■ SET PROBLEM ■
Copy out, word for word, the rows below, starting with the line that contains "bingo-cell[interactable]: Training <box>121" and going on through the line that contains "bingo-header: B I".

■ MATERIAL PROVIDED ■
-------------------------

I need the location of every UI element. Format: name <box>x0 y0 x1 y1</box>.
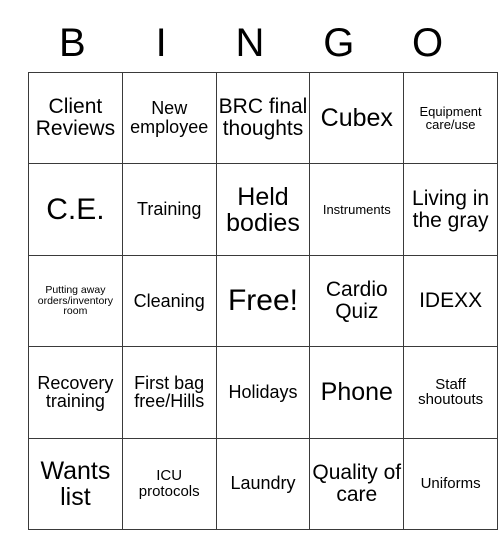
bingo-cell[interactable]: Training <box>121 163 217 256</box>
bingo-cell[interactable]: Putting away orders/inventory room <box>28 254 123 348</box>
bingo-cell[interactable]: IDEXX <box>403 254 498 348</box>
header-letter-o: O <box>412 21 444 65</box>
bingo-grid: Client Reviews New employee BRC final th… <box>28 71 498 530</box>
bingo-cell[interactable]: Cardio Quiz <box>309 254 405 348</box>
bingo-row: C.E. Training Held bodies Instruments Li… <box>28 163 498 256</box>
bingo-cell[interactable]: First bag free/Hills <box>121 346 217 439</box>
bingo-cell[interactable]: Instruments <box>309 163 405 256</box>
header-letter-b: B <box>59 21 86 65</box>
bingo-cell[interactable]: Living in the gray <box>403 163 498 256</box>
bingo-row: Wants list ICU protocols Laundry Quality… <box>28 437 498 530</box>
bingo-card: B I N G O Client Reviews New employee BR… <box>28 14 498 530</box>
bingo-cell-free[interactable]: Free! <box>215 254 311 348</box>
bingo-cell[interactable]: Wants list <box>28 437 123 530</box>
header-letter-g: G <box>323 21 355 65</box>
bingo-cell[interactable]: BRC final thoughts <box>215 71 311 165</box>
bingo-cell[interactable]: Quality of care <box>309 437 405 530</box>
bingo-row: Putting away orders/inventory room Clean… <box>28 254 498 348</box>
header-letter-n: N <box>235 21 265 65</box>
bingo-cell[interactable]: ICU protocols <box>121 437 217 530</box>
bingo-cell[interactable]: Cubex <box>309 71 405 165</box>
bingo-header: B I N G O <box>28 14 472 72</box>
bingo-cell[interactable]: Held bodies <box>215 163 311 256</box>
bingo-cell[interactable]: Equipment care/use <box>403 71 498 165</box>
bingo-cell[interactable]: Laundry <box>215 437 311 530</box>
bingo-cell[interactable]: Client Reviews <box>28 71 123 165</box>
bingo-cell[interactable]: New employee <box>121 71 217 165</box>
bingo-cell[interactable]: Holidays <box>215 346 311 439</box>
bingo-cell[interactable]: Recovery training <box>28 346 123 439</box>
bingo-cell[interactable]: Phone <box>309 346 405 439</box>
bingo-row: Client Reviews New employee BRC final th… <box>28 71 498 165</box>
bingo-row: Recovery training First bag free/Hills H… <box>28 346 498 439</box>
bingo-cell[interactable]: Staff shoutouts <box>403 346 498 439</box>
bingo-cell[interactable]: Cleaning <box>121 254 217 348</box>
bingo-cell[interactable]: Uniforms <box>403 437 498 530</box>
header-letter-i: I <box>155 21 167 65</box>
bingo-cell[interactable]: C.E. <box>28 163 123 256</box>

-------------------------

■ TASK SOLUTION ■
bingo-cell[interactable]: Training <box>121 163 217 256</box>
bingo-cell[interactable]: Putting away orders/inventory room <box>28 254 123 348</box>
bingo-cell[interactable]: IDEXX <box>403 254 498 348</box>
header-letter-o: O <box>412 21 444 65</box>
bingo-grid: Client Reviews New employee BRC final th… <box>28 71 498 530</box>
bingo-cell[interactable]: Cardio Quiz <box>309 254 405 348</box>
bingo-row: C.E. Training Held bodies Instruments Li… <box>28 163 498 256</box>
bingo-cell[interactable]: First bag free/Hills <box>121 346 217 439</box>
bingo-cell[interactable]: Instruments <box>309 163 405 256</box>
header-letter-b: B <box>59 21 86 65</box>
bingo-cell[interactable]: Living in the gray <box>403 163 498 256</box>
bingo-row: Wants list ICU protocols Laundry Quality… <box>28 437 498 530</box>
bingo-card: B I N G O Client Reviews New employee BR… <box>28 14 498 530</box>
bingo-cell-free[interactable]: Free! <box>215 254 311 348</box>
bingo-cell[interactable]: Wants list <box>28 437 123 530</box>
header-letter-g: G <box>323 21 355 65</box>
bingo-cell[interactable]: BRC final thoughts <box>215 71 311 165</box>
bingo-cell[interactable]: Quality of care <box>309 437 405 530</box>
bingo-row: Putting away orders/inventory room Clean… <box>28 254 498 348</box>
header-letter-n: N <box>235 21 265 65</box>
bingo-cell[interactable]: ICU protocols <box>121 437 217 530</box>
bingo-cell[interactable]: Cubex <box>309 71 405 165</box>
bingo-header: B I N G O <box>28 14 472 72</box>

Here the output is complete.